▶ _STATED PROBLEM_:
Go through the entries below and copy each line containing the word "области".

▶ _EXERCISE INPUT_:
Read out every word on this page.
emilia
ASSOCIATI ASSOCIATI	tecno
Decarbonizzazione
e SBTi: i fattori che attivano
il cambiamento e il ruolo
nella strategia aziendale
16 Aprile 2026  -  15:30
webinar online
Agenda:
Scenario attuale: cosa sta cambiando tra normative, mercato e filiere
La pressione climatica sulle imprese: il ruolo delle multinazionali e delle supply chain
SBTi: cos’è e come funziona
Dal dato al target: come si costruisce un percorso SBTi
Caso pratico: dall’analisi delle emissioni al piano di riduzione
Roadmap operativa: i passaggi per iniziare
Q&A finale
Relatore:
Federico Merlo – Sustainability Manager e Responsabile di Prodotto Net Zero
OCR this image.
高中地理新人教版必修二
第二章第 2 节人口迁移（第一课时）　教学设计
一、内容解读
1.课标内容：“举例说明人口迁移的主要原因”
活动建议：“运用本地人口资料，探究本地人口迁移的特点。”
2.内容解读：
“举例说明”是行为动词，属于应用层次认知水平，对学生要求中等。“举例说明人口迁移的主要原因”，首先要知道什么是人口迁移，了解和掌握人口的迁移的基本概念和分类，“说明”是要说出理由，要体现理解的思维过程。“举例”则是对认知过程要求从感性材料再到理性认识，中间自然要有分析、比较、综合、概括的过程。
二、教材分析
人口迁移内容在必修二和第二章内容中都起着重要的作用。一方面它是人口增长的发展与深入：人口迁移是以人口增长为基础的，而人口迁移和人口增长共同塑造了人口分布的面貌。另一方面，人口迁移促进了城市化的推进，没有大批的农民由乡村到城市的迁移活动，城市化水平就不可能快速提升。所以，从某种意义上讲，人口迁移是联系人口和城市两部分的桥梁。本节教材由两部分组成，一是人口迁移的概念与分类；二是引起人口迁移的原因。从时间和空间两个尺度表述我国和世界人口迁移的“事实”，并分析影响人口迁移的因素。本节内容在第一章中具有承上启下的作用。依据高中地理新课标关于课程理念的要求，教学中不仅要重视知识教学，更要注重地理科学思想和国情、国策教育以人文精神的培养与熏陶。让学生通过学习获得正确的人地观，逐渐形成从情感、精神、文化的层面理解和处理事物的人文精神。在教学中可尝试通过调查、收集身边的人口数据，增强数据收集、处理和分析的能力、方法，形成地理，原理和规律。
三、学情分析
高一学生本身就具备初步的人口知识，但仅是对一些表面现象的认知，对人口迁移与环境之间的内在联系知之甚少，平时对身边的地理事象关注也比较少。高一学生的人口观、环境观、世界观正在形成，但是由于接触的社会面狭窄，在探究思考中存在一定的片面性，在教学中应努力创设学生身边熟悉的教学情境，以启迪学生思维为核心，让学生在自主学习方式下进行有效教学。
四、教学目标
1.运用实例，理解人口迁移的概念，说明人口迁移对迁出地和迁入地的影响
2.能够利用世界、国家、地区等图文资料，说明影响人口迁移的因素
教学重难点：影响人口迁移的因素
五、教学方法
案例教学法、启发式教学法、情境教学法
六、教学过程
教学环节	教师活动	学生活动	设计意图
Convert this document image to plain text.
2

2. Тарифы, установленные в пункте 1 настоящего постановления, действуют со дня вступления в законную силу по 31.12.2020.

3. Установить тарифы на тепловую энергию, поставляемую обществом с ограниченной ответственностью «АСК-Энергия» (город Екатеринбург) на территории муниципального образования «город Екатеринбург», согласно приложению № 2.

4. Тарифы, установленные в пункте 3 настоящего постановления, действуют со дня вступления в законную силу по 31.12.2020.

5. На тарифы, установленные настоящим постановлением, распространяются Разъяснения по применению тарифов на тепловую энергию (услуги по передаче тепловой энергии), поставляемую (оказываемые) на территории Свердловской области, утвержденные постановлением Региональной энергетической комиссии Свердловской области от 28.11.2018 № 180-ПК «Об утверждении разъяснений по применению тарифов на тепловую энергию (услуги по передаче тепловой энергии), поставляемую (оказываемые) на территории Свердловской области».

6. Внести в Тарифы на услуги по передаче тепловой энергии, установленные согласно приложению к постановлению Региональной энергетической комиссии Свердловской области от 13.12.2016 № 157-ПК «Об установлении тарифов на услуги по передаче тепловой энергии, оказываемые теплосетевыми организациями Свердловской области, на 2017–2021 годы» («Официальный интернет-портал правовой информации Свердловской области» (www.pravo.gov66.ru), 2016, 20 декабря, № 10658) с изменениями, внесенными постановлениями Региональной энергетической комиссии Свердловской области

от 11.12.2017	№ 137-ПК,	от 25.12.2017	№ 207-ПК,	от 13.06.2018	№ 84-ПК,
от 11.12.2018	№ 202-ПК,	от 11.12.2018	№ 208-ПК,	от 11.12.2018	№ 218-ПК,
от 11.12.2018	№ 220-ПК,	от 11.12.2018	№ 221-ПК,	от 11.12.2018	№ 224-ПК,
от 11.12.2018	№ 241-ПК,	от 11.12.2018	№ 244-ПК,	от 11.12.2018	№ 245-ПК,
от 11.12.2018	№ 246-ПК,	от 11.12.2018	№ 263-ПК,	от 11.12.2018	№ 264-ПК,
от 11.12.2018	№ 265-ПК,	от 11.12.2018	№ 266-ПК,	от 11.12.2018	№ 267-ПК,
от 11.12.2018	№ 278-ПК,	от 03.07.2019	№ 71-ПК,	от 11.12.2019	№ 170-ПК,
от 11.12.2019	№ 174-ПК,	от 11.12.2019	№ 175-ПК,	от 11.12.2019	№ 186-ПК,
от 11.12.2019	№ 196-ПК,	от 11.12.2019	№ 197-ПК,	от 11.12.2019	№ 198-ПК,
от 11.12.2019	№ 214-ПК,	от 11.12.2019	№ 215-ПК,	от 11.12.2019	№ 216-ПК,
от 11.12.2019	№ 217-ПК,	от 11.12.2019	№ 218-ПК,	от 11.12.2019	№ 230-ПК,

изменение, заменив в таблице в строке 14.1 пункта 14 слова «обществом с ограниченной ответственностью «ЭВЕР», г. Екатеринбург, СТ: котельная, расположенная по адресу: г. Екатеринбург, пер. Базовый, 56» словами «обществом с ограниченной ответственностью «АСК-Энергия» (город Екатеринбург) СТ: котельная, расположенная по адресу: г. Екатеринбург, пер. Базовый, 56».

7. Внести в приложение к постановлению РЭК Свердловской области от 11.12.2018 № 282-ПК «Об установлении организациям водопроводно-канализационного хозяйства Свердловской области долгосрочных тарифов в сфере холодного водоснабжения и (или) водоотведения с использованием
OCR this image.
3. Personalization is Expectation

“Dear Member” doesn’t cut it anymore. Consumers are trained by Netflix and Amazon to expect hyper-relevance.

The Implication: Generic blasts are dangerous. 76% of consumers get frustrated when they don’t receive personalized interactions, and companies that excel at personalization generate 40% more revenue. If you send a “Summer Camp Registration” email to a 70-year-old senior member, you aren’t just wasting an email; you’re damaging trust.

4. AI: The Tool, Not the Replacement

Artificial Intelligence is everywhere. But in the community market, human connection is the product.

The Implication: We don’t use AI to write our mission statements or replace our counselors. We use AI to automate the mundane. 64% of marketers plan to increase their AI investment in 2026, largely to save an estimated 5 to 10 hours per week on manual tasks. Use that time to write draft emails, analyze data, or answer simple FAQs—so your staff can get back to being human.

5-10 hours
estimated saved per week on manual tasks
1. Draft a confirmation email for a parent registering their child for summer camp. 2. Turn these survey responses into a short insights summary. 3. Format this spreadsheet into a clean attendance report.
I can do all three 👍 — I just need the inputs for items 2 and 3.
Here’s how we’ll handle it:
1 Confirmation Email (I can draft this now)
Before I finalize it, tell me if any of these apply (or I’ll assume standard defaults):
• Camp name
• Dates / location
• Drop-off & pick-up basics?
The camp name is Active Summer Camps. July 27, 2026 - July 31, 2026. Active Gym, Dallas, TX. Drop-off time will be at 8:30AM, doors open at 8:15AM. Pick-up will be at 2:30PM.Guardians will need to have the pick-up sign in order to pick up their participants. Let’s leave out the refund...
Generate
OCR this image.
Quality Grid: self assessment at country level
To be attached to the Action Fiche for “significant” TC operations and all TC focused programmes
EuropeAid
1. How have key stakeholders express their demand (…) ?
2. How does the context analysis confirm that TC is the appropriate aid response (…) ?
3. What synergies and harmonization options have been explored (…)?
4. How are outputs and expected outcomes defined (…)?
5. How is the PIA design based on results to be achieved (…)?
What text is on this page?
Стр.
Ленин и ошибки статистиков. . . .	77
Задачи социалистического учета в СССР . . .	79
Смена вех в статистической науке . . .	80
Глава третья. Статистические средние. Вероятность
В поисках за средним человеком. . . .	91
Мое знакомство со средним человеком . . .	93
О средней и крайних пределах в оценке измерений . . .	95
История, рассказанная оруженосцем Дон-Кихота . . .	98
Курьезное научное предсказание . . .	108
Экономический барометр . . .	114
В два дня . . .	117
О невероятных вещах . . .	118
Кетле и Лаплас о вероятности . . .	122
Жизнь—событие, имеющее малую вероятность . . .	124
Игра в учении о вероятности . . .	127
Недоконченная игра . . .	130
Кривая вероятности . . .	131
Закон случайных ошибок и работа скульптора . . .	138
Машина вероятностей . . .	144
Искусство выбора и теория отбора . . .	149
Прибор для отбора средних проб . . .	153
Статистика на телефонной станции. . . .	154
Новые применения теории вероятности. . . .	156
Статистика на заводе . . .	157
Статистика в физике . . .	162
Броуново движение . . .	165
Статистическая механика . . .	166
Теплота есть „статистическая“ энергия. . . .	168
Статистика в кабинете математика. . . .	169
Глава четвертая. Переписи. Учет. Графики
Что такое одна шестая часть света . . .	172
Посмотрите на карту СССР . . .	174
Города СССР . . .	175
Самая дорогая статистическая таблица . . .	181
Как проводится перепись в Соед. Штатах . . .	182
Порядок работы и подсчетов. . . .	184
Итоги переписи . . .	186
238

▶ _EXERCISE OUTPUT_:
5. На тарифы, установленные настоящим постановлением, распространяются Разъяснения по применению тарифов на тепловую энергию (услуги по передаче тепловой энергии), поставляемую (оказываемые) на территории Свердловской области, утвержденные постановлением Региональной энергетической комиссии Свердловской области от 28.11.2018 № 180-ПК «Об утверждении разъяснений по применению тарифов на тепловую энергию (услуги по передаче тепловой энергии), поставляемую (оказываемые) на территории Свердловской области».
6. Внести в Тарифы на услуги по передаче тепловой энергии, установленные согласно приложению к постановлению Региональной энергетической комиссии Свердловской области от 13.12.2016 № 157-ПК «Об установлении тарифов на услуги по передаче тепловой энергии, оказываемые теплосетевыми организациями Свердловской области, на 2017–2021 годы» («Официальный интернет-портал правовой информации Свердловской области» (www.pravo.gov66.ru), 2016, 20 декабря, № 10658) с изменениями, внесенными постановлениями Региональной энергетической комиссии Свердловской области
7. Внести в приложение к постановлению РЭК Свердловской области от 11.12.2018 № 282-ПК «Об установлении организациям водопроводно-канализационного хозяйства Свердловской области долгосрочных тарифов в сфере холодного водоснабжения и (или) водоотведения с использованием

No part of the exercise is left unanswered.